# GIVEN INSTRUCTION
Report every line in the listing that contains the string "name".

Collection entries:
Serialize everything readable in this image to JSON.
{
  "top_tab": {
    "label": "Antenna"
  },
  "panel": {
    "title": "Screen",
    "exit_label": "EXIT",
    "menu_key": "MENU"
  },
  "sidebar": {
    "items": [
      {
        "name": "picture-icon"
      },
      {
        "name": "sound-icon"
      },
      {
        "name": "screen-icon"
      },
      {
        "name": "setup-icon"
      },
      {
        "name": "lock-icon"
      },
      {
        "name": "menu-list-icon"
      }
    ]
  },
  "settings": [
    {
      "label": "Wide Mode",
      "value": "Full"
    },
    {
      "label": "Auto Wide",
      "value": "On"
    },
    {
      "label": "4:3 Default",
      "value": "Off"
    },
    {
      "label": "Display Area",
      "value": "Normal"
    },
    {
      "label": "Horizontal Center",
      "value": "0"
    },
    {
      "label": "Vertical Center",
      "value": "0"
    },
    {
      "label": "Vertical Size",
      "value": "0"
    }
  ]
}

# SOLUTION TO THIS EXERCISE
        "name": "picture-icon"
        "name": "sound-icon"
        "name": "screen-icon"
        "name": "setup-icon"
        "name": "lock-icon"
        "name": "menu-list-icon"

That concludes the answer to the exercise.